● **Extracted information**:
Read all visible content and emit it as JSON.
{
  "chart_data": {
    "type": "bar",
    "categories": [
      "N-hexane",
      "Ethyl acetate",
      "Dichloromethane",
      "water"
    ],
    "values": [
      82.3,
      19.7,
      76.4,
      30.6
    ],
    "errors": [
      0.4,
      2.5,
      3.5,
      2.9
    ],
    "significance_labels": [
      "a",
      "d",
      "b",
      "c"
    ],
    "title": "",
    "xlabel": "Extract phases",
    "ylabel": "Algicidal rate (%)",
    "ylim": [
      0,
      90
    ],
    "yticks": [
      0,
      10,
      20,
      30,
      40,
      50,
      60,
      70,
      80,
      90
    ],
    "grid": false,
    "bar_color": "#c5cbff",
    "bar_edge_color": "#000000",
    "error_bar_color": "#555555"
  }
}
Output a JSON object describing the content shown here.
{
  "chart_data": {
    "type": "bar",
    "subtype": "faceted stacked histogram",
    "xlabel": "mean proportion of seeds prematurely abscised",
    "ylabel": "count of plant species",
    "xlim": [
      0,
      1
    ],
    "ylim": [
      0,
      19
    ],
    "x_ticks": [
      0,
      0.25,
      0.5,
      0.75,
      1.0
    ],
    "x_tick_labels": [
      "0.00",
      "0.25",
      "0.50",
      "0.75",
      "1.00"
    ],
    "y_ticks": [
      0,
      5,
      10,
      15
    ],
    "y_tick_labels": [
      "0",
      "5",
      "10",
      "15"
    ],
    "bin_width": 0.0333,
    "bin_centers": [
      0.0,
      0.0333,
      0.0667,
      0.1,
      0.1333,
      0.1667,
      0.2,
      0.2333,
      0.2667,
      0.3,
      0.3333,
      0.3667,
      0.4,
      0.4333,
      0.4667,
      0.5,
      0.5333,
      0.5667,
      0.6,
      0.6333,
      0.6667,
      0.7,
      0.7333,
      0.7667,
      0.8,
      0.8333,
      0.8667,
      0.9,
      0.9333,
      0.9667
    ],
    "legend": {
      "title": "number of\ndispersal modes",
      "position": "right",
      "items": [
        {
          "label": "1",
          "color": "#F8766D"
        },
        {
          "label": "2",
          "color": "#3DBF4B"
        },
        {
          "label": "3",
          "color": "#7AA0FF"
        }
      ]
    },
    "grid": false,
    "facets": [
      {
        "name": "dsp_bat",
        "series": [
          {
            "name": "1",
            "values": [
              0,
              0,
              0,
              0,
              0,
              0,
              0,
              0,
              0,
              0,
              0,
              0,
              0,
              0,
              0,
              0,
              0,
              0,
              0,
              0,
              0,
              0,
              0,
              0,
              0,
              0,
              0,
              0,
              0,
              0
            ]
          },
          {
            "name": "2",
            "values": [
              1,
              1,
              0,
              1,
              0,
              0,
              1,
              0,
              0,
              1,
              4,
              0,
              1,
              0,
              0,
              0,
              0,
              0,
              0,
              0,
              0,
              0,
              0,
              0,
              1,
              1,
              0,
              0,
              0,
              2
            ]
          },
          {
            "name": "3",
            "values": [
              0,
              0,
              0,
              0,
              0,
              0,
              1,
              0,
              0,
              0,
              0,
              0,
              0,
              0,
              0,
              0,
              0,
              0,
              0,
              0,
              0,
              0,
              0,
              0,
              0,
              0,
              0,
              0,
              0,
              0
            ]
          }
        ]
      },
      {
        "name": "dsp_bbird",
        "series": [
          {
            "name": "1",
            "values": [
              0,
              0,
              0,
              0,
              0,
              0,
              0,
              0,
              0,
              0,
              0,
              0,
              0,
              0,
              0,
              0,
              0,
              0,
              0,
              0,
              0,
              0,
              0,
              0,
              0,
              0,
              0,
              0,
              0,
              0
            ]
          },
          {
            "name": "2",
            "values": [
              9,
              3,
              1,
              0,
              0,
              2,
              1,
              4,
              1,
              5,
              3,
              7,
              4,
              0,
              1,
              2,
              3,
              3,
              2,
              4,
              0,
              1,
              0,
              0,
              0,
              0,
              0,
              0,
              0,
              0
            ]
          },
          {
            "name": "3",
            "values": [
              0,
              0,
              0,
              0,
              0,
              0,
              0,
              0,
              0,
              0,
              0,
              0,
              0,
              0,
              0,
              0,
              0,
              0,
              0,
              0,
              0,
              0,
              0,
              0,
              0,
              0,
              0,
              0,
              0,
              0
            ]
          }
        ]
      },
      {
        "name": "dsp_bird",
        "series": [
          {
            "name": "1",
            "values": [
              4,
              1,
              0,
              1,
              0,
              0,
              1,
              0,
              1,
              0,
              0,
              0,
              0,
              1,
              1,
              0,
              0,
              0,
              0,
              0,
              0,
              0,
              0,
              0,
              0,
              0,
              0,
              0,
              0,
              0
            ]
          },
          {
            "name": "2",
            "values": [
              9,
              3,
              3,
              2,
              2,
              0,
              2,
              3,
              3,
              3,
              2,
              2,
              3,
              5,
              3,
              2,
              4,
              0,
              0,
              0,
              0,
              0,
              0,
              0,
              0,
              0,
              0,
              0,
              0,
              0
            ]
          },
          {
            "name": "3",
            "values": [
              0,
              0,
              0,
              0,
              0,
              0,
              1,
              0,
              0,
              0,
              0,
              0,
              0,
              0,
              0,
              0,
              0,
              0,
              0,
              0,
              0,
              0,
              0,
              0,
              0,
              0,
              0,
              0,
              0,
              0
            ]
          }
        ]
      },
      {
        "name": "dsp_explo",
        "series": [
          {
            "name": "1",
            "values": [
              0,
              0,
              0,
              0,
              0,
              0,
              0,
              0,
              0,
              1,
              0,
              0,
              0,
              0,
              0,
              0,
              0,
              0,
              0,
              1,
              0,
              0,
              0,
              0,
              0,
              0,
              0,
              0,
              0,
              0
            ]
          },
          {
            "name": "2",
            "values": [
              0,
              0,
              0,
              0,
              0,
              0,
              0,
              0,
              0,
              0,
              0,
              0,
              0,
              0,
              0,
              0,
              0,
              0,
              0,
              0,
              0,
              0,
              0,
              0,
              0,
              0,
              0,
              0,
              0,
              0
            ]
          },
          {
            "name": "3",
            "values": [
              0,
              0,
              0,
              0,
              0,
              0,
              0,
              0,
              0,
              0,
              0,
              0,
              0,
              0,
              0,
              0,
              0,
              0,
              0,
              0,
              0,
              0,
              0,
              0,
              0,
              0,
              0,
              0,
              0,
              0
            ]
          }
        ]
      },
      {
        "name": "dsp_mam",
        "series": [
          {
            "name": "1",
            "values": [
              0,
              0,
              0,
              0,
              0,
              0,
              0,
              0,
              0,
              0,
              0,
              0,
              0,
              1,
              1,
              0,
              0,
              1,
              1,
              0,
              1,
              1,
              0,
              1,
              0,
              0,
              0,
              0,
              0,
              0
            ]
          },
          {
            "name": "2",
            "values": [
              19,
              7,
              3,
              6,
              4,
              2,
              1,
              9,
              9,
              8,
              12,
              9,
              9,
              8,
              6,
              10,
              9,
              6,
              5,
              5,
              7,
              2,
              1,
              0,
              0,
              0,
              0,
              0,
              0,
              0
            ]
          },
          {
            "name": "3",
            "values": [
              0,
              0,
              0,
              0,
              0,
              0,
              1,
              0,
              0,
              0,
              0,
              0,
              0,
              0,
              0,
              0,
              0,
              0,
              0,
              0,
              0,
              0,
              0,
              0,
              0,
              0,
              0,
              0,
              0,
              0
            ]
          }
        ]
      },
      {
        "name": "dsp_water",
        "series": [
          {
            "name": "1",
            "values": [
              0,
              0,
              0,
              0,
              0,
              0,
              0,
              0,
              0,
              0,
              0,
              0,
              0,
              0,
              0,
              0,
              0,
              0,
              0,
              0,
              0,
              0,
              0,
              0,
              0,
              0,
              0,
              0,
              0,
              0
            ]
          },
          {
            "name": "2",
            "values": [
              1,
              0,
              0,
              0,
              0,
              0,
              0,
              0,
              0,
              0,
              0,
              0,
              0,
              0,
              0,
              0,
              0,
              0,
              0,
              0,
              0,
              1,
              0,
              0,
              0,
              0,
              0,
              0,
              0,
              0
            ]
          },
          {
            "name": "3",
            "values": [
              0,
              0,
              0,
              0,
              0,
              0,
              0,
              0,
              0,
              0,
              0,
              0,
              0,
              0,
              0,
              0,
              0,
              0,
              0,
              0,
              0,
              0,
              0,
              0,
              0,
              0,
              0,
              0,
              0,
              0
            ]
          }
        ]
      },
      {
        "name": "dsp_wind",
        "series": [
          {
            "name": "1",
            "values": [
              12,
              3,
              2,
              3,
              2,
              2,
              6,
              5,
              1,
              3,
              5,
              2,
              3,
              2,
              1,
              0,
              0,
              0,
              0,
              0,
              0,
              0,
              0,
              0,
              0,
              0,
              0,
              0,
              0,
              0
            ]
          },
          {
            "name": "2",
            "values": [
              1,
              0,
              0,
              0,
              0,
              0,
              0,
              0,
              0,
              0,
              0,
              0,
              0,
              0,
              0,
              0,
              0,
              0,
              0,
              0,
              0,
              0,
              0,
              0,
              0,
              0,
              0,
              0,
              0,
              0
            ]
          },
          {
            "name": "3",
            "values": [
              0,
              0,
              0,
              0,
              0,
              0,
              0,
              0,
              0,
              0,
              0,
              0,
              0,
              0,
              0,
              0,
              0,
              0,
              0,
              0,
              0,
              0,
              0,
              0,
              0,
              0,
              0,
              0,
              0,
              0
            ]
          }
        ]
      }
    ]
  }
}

● **Do this**:
Search the data for "title" and list every line in which it occurs.

● **Output of the exercise**:
    "title": "",
      "title": "number of\ndispersal modes",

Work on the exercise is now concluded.